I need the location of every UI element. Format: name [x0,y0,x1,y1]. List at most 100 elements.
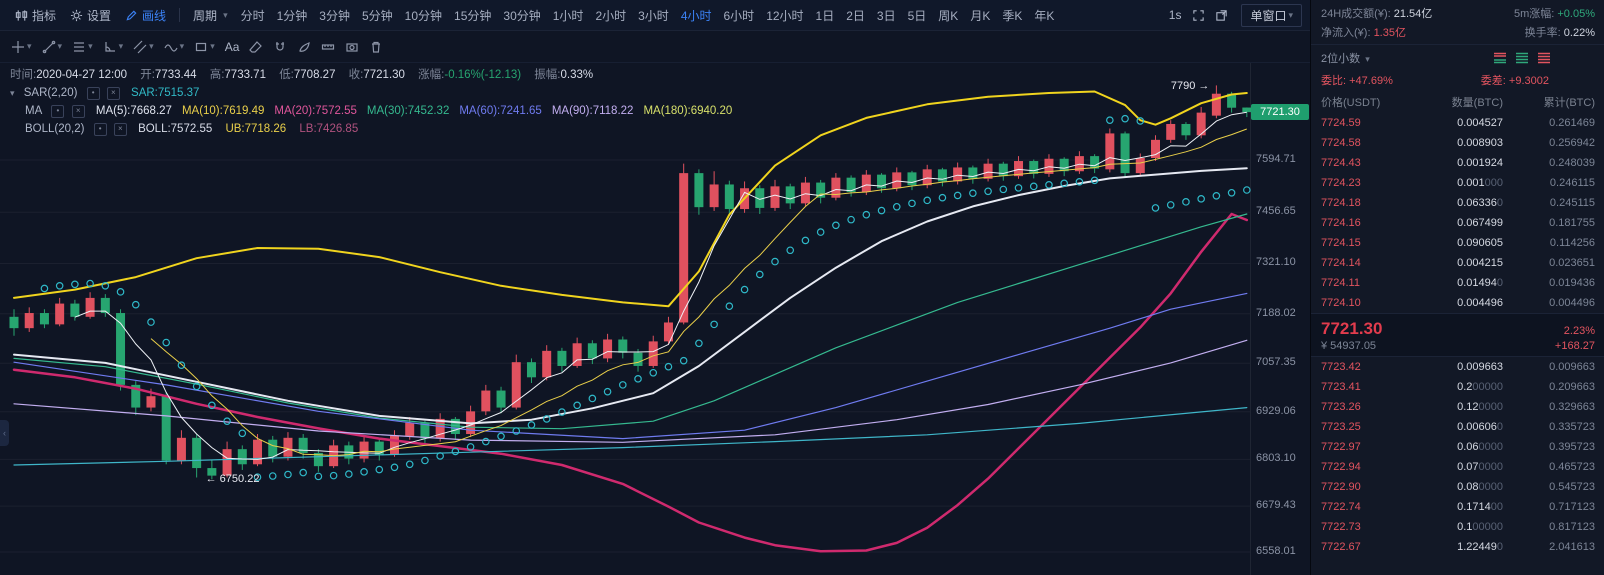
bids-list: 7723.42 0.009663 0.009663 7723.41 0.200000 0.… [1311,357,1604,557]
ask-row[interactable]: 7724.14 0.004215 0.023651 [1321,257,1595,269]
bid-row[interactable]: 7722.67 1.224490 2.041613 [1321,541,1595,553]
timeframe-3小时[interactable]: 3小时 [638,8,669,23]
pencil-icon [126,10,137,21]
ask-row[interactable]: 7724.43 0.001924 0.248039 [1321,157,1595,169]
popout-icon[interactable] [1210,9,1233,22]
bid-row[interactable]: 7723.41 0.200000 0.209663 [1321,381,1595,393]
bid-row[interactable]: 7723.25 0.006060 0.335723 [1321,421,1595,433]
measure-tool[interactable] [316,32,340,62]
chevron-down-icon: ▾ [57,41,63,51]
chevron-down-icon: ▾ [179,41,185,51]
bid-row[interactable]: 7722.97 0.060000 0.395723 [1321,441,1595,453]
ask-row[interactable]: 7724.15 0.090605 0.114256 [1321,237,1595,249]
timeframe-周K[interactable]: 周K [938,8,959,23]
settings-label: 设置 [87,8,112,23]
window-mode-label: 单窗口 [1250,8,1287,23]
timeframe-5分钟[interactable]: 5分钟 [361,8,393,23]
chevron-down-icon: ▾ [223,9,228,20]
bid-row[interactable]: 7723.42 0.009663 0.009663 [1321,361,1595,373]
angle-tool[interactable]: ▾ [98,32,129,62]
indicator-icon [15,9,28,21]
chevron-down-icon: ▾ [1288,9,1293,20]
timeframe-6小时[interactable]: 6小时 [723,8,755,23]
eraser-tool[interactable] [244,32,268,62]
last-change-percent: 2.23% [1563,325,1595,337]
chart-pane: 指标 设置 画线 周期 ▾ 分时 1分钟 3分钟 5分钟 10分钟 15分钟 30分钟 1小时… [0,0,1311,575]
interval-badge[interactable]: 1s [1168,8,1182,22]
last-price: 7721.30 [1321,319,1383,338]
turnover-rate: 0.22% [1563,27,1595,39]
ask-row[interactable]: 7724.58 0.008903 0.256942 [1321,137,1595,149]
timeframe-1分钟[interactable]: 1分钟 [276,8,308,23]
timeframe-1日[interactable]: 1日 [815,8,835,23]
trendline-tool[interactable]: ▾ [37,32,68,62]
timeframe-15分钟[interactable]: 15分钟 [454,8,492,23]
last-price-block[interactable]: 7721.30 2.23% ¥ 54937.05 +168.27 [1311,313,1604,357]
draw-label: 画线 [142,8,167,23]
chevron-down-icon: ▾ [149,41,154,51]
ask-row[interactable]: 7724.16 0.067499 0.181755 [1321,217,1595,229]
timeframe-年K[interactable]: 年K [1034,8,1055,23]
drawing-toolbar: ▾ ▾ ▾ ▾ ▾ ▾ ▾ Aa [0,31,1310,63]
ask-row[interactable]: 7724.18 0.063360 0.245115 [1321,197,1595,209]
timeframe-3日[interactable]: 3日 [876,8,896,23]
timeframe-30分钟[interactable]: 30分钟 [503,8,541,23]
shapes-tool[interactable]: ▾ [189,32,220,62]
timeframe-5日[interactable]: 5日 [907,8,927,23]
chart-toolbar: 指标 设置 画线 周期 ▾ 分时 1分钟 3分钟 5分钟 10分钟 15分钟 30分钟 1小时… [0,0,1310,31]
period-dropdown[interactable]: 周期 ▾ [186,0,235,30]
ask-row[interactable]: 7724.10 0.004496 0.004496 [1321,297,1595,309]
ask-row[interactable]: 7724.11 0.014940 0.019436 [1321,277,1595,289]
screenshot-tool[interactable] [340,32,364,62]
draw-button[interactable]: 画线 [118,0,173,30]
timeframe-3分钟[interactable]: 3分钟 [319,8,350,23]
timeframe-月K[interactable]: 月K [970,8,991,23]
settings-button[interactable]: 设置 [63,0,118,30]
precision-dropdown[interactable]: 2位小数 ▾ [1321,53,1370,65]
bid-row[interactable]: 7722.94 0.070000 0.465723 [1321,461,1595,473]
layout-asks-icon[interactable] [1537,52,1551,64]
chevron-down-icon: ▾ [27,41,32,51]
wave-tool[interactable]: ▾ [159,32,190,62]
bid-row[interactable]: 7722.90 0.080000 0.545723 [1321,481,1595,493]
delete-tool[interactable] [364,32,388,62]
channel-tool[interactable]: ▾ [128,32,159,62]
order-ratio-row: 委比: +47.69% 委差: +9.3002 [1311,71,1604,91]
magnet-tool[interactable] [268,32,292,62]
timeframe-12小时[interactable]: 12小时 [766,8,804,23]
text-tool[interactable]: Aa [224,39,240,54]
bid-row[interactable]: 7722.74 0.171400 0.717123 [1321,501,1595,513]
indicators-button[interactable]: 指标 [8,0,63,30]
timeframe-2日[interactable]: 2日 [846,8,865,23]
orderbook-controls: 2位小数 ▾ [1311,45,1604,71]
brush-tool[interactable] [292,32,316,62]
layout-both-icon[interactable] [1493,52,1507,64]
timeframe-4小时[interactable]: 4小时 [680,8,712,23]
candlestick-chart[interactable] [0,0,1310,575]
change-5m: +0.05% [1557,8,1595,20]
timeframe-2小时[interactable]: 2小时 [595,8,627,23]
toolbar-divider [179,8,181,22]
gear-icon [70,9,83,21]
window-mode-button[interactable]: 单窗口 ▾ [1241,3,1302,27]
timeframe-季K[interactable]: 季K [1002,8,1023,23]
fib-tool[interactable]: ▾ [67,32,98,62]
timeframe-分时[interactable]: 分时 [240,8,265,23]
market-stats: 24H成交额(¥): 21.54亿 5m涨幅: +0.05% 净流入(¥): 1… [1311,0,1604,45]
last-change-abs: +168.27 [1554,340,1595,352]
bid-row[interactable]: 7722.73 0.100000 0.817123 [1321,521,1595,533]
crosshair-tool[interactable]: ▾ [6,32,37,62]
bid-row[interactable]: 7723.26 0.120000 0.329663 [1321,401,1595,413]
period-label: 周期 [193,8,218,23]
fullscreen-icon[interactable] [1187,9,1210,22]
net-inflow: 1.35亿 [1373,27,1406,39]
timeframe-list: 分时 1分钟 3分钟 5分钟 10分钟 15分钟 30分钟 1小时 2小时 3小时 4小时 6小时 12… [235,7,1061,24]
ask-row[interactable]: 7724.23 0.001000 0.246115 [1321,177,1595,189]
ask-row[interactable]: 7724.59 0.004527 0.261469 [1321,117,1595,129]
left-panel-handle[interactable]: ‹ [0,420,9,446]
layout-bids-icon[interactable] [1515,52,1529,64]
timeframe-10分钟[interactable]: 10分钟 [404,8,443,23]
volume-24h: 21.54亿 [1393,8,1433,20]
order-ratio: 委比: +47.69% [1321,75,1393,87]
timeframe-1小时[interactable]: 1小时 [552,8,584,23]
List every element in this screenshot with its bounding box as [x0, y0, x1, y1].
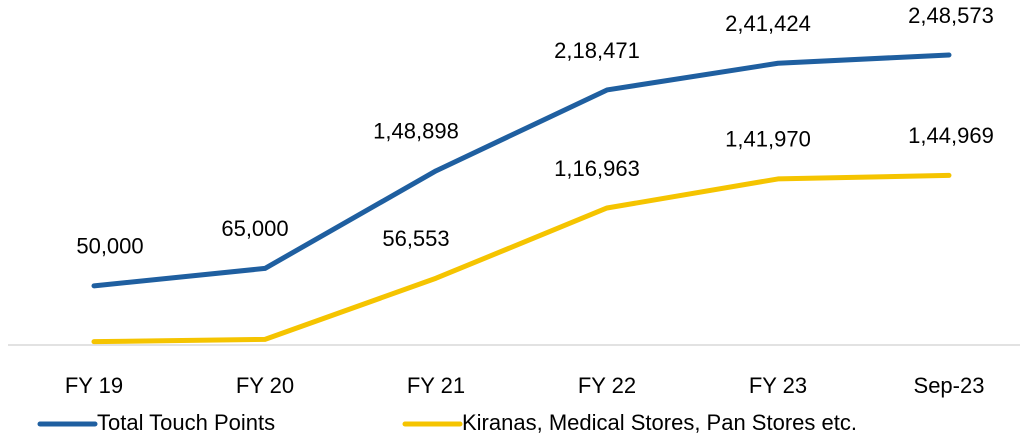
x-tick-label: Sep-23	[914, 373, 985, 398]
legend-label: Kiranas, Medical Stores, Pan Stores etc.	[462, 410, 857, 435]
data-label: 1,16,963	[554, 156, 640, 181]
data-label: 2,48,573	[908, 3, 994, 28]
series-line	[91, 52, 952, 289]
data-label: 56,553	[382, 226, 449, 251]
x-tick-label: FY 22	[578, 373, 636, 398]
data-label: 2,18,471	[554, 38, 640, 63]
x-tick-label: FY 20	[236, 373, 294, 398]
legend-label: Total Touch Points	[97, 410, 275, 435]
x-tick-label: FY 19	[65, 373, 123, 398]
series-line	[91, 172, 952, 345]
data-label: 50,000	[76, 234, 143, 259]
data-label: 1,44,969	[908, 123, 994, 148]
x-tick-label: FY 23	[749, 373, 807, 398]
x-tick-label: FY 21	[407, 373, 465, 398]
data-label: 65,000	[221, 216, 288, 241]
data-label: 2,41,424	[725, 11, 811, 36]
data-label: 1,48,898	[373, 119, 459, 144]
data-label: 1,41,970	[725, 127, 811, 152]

• WHAT TO PRODUCE: Copy out, unchanged, the lines of the records from the line with "373, 985, 398]" through the last line of the records.

• ANSWER TO THIS EXERCISE:
x-tick-label: Sep-23	[914, 373, 985, 398]
legend-label: Kiranas, Medical Stores, Pan Stores etc.	[462, 410, 857, 435]
data-label: 1,16,963	[554, 156, 640, 181]
data-label: 2,48,573	[908, 3, 994, 28]
series-line	[91, 52, 952, 289]
data-label: 56,553	[382, 226, 449, 251]
x-tick-label: FY 22	[578, 373, 636, 398]
data-label: 2,18,471	[554, 38, 640, 63]
x-tick-label: FY 20	[236, 373, 294, 398]
legend-label: Total Touch Points	[97, 410, 275, 435]
x-tick-label: FY 19	[65, 373, 123, 398]
series-line	[91, 172, 952, 345]
data-label: 50,000	[76, 234, 143, 259]
data-label: 1,44,969	[908, 123, 994, 148]
x-tick-label: FY 23	[749, 373, 807, 398]
x-tick-label: FY 21	[407, 373, 465, 398]
data-label: 65,000	[221, 216, 288, 241]
data-label: 2,41,424	[725, 11, 811, 36]
data-label: 1,48,898	[373, 119, 459, 144]
data-label: 1,41,970	[725, 127, 811, 152]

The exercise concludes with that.